▸ **YOUR OBJECTIVE**:
Work out how many lines in the entries contain the string "GREEN", and give nothing but that number.

▸ **INPUT RECORDS**:
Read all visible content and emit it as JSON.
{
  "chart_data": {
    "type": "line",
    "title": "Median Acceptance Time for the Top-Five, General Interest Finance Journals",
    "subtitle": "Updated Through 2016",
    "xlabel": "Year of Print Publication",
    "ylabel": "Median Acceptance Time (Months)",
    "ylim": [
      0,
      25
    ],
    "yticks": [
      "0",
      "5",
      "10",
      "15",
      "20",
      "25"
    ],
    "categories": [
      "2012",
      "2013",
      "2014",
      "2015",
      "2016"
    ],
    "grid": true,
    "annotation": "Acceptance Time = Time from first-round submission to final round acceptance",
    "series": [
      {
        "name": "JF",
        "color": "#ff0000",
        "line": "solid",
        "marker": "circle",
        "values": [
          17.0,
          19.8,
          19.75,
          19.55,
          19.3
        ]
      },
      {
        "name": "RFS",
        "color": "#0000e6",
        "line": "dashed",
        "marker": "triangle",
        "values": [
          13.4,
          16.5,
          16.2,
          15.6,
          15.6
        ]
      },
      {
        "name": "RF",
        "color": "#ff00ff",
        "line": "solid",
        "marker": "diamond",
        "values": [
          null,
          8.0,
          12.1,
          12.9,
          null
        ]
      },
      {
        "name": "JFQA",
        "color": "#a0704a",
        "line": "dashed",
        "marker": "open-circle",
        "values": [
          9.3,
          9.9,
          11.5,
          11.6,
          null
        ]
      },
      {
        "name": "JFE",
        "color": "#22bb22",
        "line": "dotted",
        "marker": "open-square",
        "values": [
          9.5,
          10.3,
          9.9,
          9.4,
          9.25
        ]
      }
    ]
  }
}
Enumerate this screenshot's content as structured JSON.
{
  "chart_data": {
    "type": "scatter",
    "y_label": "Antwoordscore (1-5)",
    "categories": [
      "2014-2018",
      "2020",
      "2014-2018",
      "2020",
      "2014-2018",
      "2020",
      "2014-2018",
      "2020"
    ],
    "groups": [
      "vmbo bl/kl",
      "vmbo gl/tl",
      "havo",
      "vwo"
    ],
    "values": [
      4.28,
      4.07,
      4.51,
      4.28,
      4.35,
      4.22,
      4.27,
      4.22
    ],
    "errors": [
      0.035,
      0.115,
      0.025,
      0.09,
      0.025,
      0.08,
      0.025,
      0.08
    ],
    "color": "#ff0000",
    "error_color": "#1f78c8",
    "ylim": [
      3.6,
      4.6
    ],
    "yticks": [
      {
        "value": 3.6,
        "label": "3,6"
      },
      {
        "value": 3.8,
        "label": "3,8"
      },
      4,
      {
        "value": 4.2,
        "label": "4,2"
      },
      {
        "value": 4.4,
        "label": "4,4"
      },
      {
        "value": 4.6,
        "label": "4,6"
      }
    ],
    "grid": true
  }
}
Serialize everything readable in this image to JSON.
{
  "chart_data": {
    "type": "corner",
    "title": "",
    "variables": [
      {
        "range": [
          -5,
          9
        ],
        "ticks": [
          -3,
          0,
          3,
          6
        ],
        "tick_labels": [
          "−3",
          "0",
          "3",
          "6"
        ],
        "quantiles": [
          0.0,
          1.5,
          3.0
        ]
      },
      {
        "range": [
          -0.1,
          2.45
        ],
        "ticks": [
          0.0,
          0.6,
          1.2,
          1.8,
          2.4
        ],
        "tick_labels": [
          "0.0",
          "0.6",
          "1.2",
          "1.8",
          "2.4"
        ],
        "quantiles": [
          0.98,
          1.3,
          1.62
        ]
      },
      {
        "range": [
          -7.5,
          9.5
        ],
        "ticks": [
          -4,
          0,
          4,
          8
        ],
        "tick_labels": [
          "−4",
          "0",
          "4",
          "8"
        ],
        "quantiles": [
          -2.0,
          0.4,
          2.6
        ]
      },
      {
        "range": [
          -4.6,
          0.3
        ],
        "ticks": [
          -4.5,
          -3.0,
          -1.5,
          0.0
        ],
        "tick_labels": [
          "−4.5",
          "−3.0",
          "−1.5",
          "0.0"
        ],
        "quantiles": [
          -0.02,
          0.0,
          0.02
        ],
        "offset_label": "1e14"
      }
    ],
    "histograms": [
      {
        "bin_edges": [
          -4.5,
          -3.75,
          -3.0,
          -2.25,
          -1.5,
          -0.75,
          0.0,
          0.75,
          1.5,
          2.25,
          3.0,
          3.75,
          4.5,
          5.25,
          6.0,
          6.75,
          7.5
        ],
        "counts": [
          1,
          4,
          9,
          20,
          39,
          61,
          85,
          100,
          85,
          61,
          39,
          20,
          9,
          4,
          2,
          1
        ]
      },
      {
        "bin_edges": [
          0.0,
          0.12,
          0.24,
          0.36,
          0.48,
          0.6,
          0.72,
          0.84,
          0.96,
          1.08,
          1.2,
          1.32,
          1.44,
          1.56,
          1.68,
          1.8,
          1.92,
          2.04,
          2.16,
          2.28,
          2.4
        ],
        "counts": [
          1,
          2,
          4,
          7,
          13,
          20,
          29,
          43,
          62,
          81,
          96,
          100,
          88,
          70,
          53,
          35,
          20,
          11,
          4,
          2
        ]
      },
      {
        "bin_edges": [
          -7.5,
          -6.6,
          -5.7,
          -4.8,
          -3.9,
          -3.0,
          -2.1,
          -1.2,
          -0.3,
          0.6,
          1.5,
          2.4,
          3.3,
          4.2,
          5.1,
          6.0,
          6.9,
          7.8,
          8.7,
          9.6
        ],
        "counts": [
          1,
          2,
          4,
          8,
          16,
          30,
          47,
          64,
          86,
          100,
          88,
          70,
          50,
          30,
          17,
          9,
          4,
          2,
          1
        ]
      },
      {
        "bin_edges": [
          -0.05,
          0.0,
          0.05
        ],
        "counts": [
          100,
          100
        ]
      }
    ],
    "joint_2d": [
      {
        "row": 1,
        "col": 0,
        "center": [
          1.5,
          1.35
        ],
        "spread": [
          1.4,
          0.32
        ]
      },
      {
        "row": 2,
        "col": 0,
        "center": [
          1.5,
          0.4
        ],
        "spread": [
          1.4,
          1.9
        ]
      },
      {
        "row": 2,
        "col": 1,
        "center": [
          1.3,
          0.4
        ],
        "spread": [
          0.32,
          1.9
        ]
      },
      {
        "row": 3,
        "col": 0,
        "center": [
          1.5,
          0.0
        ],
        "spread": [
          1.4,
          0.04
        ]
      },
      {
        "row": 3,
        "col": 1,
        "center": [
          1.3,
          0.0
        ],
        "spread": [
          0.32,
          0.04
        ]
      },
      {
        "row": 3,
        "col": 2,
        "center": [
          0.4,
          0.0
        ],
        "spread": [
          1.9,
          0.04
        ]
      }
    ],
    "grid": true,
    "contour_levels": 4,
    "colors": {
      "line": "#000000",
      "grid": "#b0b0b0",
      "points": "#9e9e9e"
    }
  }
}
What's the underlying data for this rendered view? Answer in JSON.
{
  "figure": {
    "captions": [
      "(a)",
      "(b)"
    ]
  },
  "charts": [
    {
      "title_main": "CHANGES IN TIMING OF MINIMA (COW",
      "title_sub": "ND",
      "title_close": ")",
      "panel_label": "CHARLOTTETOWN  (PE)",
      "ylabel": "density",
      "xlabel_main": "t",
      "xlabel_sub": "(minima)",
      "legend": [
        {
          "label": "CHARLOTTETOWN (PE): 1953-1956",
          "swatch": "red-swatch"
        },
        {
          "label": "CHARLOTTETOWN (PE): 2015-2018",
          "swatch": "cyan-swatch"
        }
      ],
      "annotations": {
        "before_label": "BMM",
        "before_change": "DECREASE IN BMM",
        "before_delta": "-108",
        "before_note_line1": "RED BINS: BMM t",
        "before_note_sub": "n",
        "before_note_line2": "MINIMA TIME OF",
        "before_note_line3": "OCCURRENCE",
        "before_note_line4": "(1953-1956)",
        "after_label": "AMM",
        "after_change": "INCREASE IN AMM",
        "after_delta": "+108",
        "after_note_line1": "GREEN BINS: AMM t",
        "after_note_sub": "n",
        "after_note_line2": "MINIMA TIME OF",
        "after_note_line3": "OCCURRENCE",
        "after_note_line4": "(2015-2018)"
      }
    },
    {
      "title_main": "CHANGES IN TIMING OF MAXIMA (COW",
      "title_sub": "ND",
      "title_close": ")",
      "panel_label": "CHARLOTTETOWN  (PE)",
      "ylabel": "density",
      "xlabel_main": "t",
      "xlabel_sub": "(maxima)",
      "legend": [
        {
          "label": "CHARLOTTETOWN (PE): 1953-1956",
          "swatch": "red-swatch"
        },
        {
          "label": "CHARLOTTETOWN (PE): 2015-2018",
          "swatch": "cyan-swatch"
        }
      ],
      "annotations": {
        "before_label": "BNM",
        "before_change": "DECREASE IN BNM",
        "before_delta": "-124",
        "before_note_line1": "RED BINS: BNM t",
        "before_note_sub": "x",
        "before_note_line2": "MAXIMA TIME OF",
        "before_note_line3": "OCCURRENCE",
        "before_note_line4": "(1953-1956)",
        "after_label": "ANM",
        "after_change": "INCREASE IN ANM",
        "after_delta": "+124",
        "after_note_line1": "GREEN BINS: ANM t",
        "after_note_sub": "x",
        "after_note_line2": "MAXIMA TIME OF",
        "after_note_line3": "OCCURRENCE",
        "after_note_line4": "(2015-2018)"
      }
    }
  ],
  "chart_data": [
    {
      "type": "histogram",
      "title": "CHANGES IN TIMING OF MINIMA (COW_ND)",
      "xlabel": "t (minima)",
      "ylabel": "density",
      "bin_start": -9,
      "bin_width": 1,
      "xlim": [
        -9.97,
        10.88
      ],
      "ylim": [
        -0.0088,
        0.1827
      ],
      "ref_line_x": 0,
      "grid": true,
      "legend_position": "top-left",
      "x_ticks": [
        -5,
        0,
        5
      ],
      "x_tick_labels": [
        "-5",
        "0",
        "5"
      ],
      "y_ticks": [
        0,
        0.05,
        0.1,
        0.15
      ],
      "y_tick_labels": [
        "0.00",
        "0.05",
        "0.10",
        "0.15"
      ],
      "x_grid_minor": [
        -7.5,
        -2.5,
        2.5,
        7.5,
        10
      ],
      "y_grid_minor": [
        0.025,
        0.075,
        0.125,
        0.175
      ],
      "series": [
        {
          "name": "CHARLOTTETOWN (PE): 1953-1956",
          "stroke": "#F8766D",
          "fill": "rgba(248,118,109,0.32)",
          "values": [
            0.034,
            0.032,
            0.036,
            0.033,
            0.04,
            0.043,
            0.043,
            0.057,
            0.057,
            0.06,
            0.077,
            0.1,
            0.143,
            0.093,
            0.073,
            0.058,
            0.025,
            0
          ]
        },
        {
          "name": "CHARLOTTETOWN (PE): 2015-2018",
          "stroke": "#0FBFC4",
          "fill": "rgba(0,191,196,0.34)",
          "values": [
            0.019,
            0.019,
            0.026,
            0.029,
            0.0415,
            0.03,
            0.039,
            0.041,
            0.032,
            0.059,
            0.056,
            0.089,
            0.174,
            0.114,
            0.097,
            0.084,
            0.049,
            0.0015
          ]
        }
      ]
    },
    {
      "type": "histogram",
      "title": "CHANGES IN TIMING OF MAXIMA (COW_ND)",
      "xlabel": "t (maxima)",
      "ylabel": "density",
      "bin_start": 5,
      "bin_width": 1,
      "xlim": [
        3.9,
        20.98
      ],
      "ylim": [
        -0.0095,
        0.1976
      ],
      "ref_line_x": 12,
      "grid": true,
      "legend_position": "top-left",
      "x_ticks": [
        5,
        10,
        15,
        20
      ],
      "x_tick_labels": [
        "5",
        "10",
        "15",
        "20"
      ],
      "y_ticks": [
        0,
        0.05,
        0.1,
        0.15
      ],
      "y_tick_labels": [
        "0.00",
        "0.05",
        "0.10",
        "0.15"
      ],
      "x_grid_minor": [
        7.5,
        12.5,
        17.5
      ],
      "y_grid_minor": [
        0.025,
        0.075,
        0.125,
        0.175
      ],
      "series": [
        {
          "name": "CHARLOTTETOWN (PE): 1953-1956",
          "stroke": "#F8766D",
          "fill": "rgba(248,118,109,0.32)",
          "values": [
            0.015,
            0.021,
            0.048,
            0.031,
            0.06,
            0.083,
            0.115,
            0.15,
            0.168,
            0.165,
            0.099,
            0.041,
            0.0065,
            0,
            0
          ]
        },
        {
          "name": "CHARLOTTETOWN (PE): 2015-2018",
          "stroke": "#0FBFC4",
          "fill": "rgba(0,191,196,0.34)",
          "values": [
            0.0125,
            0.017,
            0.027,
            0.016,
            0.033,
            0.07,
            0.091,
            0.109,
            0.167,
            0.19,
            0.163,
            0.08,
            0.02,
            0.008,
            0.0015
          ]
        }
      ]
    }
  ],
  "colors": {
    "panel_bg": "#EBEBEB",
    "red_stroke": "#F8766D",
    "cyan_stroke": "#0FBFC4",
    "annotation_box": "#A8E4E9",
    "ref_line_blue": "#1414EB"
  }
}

▸ **SOLUTION TO THE EXERCISE**:
2